TASK GOAL: Go through the material below, tally each line containing "baseline", and write the tally alone.

EXERCISE INPUTS:
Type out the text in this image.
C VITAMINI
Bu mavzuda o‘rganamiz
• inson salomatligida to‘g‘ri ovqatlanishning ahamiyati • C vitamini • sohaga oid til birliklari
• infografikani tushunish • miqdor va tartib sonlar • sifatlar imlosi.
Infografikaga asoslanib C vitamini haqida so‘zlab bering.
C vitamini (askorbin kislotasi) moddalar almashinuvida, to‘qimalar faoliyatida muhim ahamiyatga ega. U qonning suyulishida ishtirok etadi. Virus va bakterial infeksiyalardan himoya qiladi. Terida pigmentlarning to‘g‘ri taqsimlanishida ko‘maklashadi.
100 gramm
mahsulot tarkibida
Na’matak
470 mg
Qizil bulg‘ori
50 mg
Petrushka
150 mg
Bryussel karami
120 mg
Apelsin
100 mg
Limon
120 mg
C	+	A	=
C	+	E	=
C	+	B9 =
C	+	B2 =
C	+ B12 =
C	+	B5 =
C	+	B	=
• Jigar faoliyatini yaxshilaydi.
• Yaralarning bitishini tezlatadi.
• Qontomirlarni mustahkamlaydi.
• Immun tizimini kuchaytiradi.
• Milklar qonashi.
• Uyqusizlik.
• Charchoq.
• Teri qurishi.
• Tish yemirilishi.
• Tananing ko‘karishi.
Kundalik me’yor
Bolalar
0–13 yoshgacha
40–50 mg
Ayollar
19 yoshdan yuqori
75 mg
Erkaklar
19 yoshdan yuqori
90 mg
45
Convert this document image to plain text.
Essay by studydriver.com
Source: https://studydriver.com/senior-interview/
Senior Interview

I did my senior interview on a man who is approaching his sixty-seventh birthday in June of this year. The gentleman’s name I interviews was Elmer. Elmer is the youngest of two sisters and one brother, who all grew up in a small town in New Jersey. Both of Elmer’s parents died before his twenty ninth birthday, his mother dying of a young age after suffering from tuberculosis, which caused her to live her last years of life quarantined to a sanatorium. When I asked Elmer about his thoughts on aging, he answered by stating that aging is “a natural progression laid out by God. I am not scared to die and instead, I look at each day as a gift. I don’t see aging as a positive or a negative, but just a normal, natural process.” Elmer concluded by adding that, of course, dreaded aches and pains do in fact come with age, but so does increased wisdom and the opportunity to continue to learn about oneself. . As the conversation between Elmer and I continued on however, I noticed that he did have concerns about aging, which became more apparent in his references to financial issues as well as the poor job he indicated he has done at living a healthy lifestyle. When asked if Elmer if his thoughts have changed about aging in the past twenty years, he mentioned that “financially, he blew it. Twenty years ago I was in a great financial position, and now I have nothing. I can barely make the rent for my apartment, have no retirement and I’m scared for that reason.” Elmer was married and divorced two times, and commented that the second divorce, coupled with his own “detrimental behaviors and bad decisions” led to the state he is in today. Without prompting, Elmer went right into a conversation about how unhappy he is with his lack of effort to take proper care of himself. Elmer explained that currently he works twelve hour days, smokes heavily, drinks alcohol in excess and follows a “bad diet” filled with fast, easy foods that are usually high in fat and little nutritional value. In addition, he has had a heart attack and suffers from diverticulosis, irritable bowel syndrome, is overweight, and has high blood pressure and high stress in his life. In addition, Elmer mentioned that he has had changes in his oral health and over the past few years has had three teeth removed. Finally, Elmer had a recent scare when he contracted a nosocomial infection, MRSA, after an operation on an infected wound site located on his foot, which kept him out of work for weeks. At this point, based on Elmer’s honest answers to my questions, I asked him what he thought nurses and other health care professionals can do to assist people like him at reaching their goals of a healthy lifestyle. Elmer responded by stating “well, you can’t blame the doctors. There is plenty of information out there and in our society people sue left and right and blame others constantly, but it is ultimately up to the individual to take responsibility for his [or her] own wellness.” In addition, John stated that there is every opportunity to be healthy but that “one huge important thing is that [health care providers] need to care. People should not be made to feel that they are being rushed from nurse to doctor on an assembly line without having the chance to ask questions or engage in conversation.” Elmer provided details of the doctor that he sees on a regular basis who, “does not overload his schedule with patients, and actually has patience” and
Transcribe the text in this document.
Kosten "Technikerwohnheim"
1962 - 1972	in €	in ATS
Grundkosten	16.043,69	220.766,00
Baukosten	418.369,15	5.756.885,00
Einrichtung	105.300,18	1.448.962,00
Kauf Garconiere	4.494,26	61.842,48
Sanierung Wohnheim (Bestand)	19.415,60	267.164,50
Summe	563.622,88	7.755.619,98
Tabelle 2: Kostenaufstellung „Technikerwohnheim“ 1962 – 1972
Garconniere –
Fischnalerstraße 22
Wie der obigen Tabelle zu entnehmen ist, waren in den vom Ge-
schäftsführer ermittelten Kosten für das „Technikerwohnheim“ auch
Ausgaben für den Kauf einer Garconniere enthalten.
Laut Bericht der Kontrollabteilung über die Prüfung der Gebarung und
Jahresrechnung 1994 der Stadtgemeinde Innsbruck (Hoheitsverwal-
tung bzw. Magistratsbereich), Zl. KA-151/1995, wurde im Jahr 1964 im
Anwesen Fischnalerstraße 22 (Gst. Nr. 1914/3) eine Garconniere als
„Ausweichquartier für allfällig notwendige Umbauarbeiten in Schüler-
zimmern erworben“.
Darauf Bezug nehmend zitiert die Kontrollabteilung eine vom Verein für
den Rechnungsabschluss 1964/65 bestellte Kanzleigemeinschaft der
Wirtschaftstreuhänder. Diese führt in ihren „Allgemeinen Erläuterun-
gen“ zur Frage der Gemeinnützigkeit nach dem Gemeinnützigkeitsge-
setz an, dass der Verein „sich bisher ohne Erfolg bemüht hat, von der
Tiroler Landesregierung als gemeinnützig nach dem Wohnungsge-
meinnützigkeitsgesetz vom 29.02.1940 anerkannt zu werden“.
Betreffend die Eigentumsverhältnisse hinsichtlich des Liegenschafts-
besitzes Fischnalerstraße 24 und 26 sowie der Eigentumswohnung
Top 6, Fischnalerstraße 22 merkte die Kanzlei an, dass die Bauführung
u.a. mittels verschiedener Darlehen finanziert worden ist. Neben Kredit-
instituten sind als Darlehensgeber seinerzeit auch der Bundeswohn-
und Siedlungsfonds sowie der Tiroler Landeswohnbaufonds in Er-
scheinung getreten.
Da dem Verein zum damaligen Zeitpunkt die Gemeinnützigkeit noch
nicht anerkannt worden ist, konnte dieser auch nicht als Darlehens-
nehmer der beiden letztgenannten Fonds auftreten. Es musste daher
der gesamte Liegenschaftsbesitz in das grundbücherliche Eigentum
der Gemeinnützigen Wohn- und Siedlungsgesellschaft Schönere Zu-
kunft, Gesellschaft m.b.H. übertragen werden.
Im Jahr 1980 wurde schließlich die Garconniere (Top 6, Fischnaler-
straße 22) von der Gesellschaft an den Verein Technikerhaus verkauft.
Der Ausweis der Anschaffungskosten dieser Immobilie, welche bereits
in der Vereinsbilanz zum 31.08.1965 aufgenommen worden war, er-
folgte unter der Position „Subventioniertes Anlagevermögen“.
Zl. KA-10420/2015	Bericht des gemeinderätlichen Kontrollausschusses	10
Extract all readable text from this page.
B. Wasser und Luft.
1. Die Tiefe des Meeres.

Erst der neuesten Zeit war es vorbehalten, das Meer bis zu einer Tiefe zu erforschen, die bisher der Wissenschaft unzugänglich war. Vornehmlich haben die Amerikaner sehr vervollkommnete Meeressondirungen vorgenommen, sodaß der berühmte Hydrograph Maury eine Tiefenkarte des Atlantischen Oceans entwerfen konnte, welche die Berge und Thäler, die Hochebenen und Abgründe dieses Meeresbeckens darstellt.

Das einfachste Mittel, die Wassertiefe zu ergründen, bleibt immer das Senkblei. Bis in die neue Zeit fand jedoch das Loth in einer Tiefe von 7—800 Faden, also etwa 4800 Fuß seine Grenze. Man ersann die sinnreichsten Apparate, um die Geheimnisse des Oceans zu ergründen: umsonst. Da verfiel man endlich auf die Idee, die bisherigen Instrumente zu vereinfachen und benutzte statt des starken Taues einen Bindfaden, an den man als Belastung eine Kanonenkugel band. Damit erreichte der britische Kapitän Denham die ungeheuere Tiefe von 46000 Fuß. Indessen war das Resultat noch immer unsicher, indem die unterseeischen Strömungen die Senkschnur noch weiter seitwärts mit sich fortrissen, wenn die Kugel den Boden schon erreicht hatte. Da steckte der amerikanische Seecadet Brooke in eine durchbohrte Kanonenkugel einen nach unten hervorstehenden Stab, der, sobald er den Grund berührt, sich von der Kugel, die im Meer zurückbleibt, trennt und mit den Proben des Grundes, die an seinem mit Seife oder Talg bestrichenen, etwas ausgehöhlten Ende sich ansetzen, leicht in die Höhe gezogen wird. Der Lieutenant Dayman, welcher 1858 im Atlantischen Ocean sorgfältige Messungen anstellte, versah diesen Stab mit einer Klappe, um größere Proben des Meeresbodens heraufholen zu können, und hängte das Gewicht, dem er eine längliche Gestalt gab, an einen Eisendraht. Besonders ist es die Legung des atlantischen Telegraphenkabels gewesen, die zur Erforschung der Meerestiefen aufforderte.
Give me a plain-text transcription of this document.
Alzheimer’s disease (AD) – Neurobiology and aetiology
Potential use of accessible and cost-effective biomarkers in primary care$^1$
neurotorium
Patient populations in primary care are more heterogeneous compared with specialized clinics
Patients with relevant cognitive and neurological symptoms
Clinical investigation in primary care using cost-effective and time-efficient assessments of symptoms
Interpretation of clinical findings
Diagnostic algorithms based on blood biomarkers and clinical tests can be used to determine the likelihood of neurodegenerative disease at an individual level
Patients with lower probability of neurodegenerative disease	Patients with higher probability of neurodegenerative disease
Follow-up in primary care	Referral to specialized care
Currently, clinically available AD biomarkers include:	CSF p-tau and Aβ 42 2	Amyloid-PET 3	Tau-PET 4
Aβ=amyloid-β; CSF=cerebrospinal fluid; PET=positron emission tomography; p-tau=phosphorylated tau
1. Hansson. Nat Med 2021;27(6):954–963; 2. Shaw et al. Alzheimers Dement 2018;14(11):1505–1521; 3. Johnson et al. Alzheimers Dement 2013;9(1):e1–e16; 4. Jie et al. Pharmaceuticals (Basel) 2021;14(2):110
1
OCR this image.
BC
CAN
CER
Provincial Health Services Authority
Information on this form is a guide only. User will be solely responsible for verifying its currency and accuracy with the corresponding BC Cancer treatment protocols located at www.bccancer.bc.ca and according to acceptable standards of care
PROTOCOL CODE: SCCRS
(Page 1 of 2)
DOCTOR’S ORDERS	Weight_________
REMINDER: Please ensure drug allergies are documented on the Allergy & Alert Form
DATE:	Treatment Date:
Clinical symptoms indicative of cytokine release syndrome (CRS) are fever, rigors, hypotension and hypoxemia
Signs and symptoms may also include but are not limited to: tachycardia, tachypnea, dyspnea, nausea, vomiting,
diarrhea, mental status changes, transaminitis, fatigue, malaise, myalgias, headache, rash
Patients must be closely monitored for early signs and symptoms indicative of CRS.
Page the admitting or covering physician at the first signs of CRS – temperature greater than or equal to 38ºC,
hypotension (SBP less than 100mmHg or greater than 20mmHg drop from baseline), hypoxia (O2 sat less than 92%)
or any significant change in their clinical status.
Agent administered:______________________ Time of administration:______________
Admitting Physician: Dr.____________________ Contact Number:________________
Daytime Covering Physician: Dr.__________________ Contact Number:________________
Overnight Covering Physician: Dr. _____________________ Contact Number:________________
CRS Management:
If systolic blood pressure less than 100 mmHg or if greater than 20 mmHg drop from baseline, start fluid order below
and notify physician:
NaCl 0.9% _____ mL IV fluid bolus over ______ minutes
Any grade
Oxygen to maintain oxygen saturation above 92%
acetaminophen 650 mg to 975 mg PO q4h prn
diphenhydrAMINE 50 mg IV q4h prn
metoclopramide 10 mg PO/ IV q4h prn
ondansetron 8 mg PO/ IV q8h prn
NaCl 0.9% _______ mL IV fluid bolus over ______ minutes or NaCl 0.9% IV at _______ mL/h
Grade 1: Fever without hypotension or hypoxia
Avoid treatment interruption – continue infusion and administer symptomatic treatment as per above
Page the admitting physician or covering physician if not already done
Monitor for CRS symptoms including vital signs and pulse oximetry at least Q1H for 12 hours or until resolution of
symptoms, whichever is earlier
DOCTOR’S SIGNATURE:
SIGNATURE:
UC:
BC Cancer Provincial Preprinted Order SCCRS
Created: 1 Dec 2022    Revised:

RESPONSE TO THE EXERCISE: 2